▶ _GOAL OF THE EXERCISE_:
The records below must be output exactly, without pictures.

___

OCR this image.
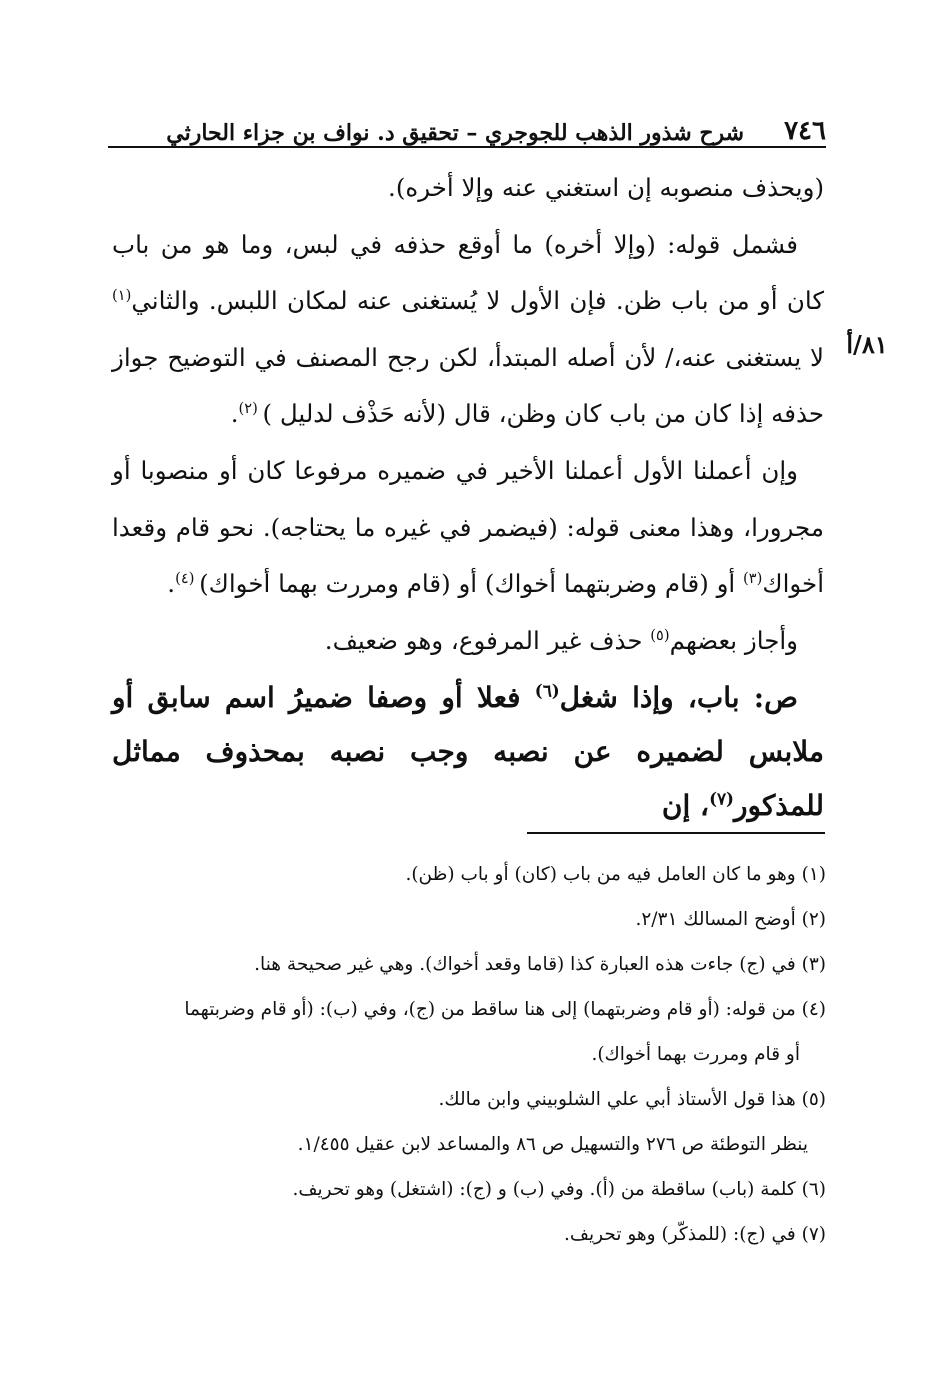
٧٤٦
شرح شذور الذهب للجوجري – تحقيق د. نواف بن جزاء الحارثي
٨١/أ

(ويحذف منصوبه إن استغني عنه وإلا أخره).

فشمل قوله: (وإلا أخره) ما أوقع حذفه في لبس، وما هو من باب كان أو من باب ظن. فإن الأول لا يُستغنى عنه لمكان اللبس. والثاني$^{(١)}$ لا يستغنى عنه،/ لأن أصله المبتدأ، لكن رجح المصنف في التوضيح جواز حذفه إذا كان من باب كان وظن، قال (لأنه حَذْف لدليل ) $^{(٢)}$.

وإن أعملنا الأول أعملنا الأخير في ضميره مرفوعا كان أو منصوبا أو مجرورا، وهذا معنى قوله: (فيضمر في غيره ما يحتاجه). نحو قام وقعدا أخواك$^{(٣)}$ أو (قام وضربتهما أخواك) أو (قام ومررت بهما أخواك) $^{(٤)}$.

وأجاز بعضهم$^{(٥)}$ حذف غير المرفوع، وهو ضعيف.

ص: باب، وإذا شغل$^{(٦)}$ فعلا أو وصفا ضميرُ اسم سابق أو ملابس لضميره عن نصبه وجب نصبه بمحذوف مماثل للمذكور$^{(٧)}$، إن

(١) وهو ما كان العامل فيه من باب (كان) أو باب (ظن).

(٢) أوضح المسالك ٢/٣١.

(٣) في (ج) جاءت هذه العبارة كذا (قاما وقعد أخواك). وهي غير صحيحة هنا.

(٤) من قوله: (أو قام وضربتهما) إلى هنا ساقط من (ج)، وفي (ب): (أو قام وضربتهما

أو قام ومررت بهما أخواك).

(٥) هذا قول الأستاذ أبي علي الشلوبيني وابن مالك.

ينظر التوطئة ص ٢٧٦ والتسهيل ص ٨٦ والمساعد لابن عقيل ١/٤٥٥.

(٦) كلمة (باب) ساقطة من (أ). وفي (ب) و (ج): (اشتغل) وهو تحريف.

(٧) في (ج): (للمذكّر) وهو تحريف.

___

▶ _SOLUTION BELOW_:
OCR this image.
٧٤٦
شرح شذور الذهب للجوجري – تحقيق د. نواف بن جزاء الحارثي
٨١/أ

(ويحذف منصوبه إن استغني عنه وإلا أخره).

فشمل قوله: (وإلا أخره) ما أوقع حذفه في لبس، وما هو من باب كان أو من باب ظن. فإن الأول لا يُستغنى عنه لمكان اللبس. والثاني$^{(١)}$ لا يستغنى عنه،/ لأن أصله المبتدأ، لكن رجح المصنف في التوضيح جواز حذفه إذا كان من باب كان وظن، قال (لأنه حَذْف لدليل ) $^{(٢)}$.

وإن أعملنا الأول أعملنا الأخير في ضميره مرفوعا كان أو منصوبا أو مجرورا، وهذا معنى قوله: (فيضمر في غيره ما يحتاجه). نحو قام وقعدا أخواك$^{(٣)}$ أو (قام وضربتهما أخواك) أو (قام ومررت بهما أخواك) $^{(٤)}$.

وأجاز بعضهم$^{(٥)}$ حذف غير المرفوع، وهو ضعيف.

ص: باب، وإذا شغل$^{(٦)}$ فعلا أو وصفا ضميرُ اسم سابق أو ملابس لضميره عن نصبه وجب نصبه بمحذوف مماثل للمذكور$^{(٧)}$، إن

(١) وهو ما كان العامل فيه من باب (كان) أو باب (ظن).

(٢) أوضح المسالك ٢/٣١.

(٣) في (ج) جاءت هذه العبارة كذا (قاما وقعد أخواك). وهي غير صحيحة هنا.

(٤) من قوله: (أو قام وضربتهما) إلى هنا ساقط من (ج)، وفي (ب): (أو قام وضربتهما

أو قام ومررت بهما أخواك).

(٥) هذا قول الأستاذ أبي علي الشلوبيني وابن مالك.

ينظر التوطئة ص ٢٧٦ والتسهيل ص ٨٦ والمساعد لابن عقيل ١/٤٥٥.

(٦) كلمة (باب) ساقطة من (أ). وفي (ب) و (ج): (اشتغل) وهو تحريف.

(٧) في (ج): (للمذكّر) وهو تحريف.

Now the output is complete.